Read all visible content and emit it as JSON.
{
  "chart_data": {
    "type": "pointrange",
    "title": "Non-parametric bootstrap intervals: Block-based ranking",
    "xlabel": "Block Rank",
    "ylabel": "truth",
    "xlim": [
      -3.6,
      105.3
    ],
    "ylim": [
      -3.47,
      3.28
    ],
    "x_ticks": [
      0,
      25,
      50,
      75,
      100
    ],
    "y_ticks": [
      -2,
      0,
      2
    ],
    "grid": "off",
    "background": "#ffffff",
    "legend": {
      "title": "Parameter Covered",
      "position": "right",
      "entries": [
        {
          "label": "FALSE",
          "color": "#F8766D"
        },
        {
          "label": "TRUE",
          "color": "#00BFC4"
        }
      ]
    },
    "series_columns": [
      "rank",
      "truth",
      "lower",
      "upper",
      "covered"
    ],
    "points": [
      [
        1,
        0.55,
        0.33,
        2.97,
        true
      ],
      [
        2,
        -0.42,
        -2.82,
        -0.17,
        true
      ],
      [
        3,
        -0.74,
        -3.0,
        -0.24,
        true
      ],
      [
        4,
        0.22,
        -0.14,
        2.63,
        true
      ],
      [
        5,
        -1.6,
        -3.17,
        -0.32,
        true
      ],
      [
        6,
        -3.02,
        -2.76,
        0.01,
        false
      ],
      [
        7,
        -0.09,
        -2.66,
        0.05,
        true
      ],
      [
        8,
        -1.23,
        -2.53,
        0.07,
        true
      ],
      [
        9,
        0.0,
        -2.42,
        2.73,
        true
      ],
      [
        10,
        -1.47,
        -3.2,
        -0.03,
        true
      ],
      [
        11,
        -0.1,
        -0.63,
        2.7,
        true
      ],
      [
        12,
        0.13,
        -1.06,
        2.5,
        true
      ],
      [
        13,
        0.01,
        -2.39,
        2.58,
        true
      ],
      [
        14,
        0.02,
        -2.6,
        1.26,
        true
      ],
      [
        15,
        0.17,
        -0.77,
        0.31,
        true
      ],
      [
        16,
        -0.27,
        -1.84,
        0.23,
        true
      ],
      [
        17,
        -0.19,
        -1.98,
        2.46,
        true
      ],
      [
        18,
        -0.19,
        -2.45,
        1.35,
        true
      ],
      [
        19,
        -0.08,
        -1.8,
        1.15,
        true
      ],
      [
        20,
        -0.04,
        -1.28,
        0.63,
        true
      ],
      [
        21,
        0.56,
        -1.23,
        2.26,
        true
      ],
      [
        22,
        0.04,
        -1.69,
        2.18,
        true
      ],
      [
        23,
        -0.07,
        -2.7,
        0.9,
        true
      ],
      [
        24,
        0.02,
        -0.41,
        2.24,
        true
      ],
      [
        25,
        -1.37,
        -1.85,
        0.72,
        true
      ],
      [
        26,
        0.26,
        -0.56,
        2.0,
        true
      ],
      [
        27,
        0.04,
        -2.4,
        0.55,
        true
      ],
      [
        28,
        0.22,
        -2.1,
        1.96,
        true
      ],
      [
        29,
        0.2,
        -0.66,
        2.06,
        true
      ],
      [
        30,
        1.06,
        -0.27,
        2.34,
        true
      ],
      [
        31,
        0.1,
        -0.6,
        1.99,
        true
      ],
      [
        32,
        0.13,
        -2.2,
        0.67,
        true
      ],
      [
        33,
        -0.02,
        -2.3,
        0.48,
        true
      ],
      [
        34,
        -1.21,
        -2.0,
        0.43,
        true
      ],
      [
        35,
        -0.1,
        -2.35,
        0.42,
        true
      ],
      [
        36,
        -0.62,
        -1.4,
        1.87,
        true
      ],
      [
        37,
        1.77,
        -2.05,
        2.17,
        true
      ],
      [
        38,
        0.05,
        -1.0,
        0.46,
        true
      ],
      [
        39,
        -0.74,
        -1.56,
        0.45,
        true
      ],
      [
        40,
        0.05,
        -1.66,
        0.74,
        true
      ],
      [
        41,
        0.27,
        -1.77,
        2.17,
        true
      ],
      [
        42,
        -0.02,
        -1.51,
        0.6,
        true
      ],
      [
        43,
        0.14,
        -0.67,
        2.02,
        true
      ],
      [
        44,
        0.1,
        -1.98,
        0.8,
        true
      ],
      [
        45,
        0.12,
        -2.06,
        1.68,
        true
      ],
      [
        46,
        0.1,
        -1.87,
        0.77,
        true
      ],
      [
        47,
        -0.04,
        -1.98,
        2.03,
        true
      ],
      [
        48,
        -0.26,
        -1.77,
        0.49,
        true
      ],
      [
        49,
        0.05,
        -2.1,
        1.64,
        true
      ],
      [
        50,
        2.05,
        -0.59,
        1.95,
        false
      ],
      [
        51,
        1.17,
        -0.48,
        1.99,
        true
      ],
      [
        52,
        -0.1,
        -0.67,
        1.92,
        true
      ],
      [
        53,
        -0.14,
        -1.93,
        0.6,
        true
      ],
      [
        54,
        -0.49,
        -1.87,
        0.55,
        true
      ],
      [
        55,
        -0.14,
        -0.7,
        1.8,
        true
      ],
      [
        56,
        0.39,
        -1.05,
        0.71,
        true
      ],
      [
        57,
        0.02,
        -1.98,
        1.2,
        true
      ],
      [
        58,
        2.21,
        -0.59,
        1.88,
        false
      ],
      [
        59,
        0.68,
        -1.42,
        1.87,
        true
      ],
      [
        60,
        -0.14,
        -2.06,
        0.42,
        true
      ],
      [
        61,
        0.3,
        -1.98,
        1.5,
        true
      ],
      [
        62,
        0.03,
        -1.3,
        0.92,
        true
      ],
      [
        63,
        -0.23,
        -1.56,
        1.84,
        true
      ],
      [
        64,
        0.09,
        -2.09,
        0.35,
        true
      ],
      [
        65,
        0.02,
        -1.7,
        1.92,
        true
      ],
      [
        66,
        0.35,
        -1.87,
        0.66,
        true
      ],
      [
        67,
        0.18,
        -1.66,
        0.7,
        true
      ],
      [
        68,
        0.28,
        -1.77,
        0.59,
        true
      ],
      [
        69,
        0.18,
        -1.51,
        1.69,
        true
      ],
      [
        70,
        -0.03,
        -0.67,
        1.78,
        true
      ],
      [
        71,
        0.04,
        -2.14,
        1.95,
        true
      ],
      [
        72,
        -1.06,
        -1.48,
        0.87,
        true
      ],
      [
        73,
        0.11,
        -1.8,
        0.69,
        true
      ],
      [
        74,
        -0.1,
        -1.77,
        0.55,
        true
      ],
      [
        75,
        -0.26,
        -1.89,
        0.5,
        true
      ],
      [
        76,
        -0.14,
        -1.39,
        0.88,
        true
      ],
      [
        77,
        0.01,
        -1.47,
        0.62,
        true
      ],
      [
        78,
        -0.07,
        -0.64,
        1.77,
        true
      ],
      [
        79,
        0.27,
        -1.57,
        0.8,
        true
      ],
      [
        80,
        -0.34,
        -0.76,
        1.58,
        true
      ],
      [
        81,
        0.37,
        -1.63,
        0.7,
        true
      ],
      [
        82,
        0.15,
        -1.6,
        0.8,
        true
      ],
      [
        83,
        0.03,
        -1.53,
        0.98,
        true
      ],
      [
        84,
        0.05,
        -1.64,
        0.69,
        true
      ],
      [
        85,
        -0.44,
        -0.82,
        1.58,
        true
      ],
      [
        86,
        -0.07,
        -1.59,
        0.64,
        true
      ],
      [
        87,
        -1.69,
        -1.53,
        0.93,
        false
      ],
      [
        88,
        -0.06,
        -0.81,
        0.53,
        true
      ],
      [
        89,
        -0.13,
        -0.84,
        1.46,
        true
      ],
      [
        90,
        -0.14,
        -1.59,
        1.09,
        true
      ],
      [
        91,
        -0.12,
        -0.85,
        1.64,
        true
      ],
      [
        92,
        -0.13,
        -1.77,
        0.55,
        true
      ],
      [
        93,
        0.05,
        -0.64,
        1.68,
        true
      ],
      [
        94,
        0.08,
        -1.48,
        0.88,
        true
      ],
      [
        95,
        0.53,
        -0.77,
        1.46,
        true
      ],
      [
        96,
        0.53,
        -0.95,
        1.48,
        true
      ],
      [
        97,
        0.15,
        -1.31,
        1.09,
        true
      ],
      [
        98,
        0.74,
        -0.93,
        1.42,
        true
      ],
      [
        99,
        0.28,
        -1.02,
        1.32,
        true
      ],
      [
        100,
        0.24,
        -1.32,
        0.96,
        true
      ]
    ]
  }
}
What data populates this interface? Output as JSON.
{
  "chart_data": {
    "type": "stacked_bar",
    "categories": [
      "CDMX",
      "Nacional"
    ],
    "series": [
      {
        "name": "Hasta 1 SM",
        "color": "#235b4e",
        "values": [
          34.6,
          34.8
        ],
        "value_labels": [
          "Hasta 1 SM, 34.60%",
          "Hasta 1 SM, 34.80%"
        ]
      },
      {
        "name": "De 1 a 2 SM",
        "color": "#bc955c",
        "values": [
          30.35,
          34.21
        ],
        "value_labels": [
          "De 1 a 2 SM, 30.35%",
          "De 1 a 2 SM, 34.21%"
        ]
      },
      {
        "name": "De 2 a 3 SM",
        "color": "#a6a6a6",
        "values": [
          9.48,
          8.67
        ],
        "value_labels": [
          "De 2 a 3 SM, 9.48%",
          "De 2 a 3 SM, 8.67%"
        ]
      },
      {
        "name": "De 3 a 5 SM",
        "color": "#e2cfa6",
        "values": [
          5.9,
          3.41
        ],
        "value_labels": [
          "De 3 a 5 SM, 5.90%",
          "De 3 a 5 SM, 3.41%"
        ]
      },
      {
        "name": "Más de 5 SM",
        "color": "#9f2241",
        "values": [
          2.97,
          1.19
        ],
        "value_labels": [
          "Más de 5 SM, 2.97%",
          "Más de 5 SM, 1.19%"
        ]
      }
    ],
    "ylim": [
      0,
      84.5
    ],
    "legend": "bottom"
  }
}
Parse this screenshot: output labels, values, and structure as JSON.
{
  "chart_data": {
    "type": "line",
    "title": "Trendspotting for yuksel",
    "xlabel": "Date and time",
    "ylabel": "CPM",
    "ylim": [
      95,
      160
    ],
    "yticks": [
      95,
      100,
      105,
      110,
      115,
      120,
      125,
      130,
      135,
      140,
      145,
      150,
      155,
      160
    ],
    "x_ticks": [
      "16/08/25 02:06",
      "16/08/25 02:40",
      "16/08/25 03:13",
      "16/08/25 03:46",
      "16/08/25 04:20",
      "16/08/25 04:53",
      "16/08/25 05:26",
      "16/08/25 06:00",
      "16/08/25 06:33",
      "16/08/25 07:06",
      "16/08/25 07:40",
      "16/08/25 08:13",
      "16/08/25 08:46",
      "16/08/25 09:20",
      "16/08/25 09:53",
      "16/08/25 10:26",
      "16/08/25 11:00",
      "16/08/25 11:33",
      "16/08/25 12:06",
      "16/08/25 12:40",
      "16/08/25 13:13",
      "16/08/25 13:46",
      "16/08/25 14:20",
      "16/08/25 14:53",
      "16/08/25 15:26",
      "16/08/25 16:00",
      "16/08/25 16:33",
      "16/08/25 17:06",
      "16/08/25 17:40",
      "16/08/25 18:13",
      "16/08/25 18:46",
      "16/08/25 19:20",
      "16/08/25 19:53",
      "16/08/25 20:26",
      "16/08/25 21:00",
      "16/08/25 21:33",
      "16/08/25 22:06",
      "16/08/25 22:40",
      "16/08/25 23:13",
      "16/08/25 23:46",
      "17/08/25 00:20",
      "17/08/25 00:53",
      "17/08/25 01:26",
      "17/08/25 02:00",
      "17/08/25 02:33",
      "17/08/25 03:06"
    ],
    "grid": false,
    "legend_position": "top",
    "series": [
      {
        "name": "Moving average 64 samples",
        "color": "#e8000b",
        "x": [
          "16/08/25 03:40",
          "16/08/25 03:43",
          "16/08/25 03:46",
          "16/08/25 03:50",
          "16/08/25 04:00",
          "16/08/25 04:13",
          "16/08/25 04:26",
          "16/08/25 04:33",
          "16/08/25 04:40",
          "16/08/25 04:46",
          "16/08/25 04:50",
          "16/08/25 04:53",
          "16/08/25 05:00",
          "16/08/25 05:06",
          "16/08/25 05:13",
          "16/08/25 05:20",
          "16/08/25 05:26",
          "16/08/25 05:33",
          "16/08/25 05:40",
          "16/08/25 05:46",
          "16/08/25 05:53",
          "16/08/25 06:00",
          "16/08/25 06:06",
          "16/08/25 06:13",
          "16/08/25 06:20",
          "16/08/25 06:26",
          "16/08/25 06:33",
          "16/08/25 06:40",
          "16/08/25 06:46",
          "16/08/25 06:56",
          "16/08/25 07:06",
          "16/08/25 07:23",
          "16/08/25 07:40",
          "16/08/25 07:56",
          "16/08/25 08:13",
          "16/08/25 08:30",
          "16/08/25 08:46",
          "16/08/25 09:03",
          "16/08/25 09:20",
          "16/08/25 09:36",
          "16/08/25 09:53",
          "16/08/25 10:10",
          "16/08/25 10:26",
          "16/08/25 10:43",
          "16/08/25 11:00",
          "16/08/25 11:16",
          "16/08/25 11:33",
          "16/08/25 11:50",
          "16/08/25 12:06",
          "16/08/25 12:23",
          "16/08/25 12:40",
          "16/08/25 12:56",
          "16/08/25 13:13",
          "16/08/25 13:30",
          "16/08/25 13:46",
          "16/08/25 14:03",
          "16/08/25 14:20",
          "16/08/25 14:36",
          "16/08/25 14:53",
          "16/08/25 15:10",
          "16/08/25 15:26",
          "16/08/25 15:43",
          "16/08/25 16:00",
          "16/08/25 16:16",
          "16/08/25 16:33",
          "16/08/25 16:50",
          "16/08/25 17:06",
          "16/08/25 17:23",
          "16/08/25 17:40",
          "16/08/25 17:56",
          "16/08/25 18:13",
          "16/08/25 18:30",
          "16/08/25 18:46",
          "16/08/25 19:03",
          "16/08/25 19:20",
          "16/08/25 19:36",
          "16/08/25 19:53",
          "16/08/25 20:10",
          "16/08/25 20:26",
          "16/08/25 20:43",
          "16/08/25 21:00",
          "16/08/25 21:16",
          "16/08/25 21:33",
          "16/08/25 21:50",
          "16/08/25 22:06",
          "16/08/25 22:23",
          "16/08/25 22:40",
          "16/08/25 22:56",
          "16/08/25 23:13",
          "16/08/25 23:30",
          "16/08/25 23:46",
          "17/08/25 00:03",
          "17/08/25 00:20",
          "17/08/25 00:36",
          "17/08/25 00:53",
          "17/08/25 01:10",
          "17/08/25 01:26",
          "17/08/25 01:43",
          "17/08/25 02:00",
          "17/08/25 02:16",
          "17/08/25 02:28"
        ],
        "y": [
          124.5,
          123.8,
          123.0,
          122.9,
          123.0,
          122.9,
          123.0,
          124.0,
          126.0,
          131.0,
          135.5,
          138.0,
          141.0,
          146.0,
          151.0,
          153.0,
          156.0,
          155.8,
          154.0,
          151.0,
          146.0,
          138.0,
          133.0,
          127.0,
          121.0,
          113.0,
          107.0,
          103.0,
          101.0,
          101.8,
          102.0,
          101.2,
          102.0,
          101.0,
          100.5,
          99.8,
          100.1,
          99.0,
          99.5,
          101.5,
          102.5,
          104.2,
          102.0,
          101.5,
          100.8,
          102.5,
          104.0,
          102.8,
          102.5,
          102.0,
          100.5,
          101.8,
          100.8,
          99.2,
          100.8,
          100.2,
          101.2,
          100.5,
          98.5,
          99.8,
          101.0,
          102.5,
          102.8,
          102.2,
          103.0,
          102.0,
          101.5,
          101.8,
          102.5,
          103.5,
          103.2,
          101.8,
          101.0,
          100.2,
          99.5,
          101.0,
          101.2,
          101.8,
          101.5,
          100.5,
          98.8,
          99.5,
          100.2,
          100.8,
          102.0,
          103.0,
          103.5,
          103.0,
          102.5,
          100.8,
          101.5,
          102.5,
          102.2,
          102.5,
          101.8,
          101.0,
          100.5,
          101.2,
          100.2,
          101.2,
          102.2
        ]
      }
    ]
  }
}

Short task: Pick out and copy every line that contains the word "name".

Result of the exercise:
        "name": "Hasta 1 SM",
        "name": "De 1 a 2 SM",
        "name": "De 2 a 3 SM",
        "name": "De 3 a 5 SM",
        "name": "Más de 5 SM",
        "name": "Moving average 64 samples",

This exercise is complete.